Written request:
Copy out each line that mentions the word "terminator".

Task inputs:
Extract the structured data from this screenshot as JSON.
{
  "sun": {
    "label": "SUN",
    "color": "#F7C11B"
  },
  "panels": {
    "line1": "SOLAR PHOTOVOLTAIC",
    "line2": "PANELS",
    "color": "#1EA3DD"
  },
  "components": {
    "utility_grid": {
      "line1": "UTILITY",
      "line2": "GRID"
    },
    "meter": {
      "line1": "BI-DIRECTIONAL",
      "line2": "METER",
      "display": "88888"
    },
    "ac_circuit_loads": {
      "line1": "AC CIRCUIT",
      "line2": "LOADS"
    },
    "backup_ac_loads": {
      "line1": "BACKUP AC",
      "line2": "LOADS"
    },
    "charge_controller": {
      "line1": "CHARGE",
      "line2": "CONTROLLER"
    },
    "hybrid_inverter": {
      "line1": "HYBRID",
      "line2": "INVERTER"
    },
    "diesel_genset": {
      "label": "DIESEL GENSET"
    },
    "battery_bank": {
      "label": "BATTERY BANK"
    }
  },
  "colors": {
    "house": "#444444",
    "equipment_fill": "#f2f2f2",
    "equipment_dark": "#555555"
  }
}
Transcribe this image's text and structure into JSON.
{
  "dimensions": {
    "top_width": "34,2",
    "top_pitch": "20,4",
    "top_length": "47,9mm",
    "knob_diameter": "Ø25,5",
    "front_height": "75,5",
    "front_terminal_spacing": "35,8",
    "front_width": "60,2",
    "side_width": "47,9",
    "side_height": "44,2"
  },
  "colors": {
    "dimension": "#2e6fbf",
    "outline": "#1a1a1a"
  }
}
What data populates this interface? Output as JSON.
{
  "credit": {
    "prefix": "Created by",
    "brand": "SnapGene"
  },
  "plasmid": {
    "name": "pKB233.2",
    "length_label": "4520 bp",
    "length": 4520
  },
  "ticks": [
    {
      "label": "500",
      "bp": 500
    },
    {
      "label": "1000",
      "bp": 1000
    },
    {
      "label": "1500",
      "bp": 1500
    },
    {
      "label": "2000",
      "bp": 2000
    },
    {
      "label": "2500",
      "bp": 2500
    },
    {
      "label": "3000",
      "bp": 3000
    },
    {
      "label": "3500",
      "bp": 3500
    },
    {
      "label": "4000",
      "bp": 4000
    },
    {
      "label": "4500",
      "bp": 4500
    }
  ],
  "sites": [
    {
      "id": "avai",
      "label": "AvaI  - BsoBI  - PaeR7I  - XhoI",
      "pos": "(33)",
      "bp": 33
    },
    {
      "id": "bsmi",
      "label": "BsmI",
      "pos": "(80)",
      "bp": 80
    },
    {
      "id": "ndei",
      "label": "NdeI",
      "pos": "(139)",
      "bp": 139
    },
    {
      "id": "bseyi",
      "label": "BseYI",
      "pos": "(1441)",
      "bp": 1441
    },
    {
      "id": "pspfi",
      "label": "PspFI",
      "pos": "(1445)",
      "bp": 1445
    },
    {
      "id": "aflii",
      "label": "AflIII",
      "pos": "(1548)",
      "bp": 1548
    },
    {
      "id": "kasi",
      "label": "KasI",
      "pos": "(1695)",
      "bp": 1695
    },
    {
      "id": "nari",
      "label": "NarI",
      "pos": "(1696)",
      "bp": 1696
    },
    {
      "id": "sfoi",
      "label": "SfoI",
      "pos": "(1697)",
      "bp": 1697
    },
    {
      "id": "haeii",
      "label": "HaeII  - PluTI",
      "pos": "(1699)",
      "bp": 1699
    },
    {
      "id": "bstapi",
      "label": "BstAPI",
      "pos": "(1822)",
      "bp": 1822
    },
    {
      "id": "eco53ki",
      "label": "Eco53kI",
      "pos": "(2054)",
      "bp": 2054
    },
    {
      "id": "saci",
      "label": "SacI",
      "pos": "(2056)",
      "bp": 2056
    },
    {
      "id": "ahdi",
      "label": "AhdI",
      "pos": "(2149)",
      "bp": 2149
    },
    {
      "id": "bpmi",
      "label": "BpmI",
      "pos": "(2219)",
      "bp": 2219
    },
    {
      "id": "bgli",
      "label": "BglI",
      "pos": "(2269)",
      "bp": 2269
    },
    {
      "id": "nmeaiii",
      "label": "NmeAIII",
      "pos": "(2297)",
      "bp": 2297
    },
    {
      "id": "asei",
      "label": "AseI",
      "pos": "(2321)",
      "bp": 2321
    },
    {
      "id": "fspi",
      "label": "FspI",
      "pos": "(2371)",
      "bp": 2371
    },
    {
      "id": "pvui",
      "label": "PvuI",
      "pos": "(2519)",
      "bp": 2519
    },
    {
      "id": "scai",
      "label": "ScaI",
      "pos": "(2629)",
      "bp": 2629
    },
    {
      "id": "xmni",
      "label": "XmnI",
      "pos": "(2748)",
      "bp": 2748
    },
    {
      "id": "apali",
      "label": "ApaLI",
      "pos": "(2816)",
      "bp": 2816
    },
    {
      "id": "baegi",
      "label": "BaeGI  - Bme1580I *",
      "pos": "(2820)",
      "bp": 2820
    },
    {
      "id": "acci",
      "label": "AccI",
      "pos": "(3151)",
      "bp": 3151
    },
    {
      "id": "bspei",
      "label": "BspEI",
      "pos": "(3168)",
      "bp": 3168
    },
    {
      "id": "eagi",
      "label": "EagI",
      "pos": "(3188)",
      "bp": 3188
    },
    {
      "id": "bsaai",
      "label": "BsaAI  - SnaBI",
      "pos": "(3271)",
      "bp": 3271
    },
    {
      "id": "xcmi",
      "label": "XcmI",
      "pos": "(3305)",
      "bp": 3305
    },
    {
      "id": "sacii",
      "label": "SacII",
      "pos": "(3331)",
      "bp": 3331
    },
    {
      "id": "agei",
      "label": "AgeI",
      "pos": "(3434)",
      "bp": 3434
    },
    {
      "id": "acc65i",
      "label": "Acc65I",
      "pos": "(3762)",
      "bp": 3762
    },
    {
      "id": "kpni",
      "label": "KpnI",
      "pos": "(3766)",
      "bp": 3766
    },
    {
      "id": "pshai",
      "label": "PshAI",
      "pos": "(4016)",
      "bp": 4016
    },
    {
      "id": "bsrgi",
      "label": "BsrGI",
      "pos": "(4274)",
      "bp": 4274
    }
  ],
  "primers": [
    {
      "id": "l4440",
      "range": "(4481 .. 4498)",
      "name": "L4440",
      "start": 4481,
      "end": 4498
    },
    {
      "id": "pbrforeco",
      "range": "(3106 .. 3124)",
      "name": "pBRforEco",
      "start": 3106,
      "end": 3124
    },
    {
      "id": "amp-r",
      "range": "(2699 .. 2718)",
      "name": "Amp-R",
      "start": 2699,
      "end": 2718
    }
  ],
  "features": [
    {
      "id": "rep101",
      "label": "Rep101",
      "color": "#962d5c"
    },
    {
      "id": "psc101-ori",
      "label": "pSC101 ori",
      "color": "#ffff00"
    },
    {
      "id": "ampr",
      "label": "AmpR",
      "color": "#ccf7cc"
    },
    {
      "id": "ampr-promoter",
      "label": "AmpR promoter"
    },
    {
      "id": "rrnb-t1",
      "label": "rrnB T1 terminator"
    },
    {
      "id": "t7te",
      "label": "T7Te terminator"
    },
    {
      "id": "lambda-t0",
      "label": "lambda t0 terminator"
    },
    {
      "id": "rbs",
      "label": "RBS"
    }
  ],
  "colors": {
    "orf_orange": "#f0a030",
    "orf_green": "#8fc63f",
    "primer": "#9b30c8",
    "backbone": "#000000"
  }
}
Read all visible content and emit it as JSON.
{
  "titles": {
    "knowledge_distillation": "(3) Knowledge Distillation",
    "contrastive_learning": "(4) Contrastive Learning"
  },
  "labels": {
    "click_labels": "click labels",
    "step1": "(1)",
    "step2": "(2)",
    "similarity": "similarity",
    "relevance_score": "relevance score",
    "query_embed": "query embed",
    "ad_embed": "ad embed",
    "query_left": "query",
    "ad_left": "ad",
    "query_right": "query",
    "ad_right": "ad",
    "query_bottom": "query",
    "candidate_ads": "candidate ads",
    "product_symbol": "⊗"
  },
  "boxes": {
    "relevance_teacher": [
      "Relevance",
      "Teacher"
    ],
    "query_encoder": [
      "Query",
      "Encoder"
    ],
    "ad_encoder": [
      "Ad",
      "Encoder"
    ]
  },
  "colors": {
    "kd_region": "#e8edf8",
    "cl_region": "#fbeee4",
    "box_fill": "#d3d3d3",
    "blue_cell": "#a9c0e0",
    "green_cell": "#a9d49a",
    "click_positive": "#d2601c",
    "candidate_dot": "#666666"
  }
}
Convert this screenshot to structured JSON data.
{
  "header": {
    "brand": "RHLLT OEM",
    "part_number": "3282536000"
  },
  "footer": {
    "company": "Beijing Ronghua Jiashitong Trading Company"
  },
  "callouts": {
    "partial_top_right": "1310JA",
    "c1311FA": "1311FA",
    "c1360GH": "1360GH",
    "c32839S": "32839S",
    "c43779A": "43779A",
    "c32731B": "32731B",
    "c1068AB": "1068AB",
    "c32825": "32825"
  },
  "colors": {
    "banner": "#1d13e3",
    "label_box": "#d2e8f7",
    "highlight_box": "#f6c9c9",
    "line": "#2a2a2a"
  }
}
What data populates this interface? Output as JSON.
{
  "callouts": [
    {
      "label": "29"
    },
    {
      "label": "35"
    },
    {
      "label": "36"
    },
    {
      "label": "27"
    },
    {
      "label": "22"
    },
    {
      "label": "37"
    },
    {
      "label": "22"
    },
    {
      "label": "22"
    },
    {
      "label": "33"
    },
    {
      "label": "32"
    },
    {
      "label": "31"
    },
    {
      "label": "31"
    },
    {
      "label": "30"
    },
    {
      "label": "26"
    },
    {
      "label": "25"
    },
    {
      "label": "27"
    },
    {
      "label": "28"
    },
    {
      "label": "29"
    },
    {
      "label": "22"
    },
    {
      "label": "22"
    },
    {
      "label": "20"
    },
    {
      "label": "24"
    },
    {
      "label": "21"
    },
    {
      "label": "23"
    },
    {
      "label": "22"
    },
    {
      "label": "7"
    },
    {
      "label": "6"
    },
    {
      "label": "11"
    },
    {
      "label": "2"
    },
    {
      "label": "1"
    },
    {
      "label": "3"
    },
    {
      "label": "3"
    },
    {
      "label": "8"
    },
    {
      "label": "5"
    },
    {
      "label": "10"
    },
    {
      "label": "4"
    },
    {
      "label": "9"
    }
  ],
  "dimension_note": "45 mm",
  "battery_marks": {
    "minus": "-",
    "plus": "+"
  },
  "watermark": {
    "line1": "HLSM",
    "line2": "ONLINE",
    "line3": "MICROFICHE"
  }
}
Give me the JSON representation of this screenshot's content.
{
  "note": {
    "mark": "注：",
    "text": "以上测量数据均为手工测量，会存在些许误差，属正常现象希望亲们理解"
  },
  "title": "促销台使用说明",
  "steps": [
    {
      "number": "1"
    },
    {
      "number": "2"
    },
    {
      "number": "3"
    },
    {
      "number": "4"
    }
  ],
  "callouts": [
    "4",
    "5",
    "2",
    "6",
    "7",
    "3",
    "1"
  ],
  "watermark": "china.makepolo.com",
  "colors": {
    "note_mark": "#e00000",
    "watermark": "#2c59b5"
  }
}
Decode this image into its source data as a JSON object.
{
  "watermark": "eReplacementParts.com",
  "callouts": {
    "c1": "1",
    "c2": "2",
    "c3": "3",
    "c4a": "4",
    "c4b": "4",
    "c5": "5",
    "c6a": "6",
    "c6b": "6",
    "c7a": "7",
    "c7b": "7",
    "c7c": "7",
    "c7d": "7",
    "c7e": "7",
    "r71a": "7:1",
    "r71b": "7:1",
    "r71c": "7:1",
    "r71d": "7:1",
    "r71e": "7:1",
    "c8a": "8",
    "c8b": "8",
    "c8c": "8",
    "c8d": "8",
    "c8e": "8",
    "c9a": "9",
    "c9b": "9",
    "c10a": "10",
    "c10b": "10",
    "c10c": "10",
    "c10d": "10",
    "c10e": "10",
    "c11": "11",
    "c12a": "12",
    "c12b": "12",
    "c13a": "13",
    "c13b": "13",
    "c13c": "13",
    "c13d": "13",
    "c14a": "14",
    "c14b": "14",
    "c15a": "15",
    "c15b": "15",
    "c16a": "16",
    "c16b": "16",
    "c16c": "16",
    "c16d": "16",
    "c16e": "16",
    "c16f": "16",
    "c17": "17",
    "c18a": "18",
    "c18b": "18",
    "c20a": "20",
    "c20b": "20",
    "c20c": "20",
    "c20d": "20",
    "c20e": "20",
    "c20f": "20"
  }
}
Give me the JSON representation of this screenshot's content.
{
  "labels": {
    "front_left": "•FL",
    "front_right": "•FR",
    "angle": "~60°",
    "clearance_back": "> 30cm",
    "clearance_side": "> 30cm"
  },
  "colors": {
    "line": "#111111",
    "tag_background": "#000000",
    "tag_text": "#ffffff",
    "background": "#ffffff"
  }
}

Output for this task:
      "label": "rrnB T1 terminator"
      "label": "T7Te terminator"
      "label": "lambda t0 terminator"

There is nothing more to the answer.